## TO BE DONE
Scan the records for the string "Appendix"; copy each line where it occurs.

---- DATASET RECORDS

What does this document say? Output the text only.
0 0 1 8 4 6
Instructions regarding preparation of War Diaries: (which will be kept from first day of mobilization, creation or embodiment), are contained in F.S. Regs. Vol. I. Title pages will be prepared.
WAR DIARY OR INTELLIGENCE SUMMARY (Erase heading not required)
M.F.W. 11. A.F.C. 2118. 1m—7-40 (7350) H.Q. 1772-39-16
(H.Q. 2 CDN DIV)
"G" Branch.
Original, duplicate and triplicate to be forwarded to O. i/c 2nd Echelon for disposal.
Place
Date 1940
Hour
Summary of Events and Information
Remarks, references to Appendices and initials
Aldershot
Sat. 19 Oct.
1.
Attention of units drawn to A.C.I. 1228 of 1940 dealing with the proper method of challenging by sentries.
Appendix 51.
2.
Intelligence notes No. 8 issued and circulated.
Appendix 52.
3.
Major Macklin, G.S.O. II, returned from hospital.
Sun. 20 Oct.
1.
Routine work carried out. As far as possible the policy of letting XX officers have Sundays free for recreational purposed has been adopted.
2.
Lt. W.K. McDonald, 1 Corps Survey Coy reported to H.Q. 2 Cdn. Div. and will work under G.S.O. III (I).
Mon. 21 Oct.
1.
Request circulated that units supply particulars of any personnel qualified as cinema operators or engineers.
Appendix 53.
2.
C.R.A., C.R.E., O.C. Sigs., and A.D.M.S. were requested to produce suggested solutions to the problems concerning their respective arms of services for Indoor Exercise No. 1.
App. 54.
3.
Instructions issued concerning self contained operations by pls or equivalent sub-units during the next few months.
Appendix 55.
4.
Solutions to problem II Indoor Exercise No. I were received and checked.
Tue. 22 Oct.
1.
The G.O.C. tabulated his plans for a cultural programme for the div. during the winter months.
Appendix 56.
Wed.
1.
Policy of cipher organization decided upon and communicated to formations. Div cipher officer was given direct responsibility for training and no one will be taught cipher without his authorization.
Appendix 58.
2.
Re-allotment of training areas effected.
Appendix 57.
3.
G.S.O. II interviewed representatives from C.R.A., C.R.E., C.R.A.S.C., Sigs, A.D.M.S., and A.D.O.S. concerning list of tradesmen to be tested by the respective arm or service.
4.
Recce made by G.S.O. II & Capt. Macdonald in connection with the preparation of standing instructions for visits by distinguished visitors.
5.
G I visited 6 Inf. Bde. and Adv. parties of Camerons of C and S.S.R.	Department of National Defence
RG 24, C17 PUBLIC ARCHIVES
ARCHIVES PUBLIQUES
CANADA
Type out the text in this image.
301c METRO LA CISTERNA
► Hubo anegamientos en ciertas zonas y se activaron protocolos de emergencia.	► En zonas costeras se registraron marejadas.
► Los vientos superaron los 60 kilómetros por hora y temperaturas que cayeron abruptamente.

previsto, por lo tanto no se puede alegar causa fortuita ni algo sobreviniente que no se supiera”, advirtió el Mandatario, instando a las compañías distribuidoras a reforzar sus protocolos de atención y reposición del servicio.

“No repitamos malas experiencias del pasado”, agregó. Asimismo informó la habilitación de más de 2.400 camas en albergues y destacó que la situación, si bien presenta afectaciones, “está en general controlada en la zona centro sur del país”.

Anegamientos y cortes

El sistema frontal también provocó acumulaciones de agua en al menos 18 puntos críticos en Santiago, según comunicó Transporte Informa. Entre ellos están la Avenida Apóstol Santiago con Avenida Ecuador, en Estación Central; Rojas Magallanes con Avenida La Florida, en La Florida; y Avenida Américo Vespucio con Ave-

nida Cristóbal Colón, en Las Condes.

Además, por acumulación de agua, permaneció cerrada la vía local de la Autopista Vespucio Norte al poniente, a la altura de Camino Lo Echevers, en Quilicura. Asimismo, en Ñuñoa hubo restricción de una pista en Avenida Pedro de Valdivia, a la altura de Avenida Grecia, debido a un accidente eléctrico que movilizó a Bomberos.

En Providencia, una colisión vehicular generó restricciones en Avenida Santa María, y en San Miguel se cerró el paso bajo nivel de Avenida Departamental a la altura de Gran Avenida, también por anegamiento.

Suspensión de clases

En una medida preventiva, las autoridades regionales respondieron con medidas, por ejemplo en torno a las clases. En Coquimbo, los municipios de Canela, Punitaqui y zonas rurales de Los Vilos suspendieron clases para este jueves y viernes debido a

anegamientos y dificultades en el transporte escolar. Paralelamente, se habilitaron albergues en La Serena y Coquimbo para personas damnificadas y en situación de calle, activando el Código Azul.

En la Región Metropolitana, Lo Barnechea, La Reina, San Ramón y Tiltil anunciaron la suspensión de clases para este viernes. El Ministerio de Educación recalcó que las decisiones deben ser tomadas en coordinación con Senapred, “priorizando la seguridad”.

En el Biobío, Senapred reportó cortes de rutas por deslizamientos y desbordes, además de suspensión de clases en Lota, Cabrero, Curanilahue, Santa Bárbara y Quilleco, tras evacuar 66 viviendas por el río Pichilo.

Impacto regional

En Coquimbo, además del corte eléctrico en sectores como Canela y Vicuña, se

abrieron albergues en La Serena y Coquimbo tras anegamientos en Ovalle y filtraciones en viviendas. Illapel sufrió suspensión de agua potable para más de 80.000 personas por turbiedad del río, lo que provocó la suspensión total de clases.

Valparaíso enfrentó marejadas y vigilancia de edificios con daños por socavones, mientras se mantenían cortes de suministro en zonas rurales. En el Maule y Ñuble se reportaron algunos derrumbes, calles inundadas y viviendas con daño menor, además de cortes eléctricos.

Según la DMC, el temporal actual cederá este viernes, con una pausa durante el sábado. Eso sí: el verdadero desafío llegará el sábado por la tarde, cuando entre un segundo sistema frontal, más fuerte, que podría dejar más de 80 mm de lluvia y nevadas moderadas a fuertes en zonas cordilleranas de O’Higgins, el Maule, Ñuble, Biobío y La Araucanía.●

--------

## EXERCISE OUTPUT
Appendix 51.
Appendix 52.
Appendix 53.
Appendix 55.
Appendix 56.
Appendix 58.
Appendix 57.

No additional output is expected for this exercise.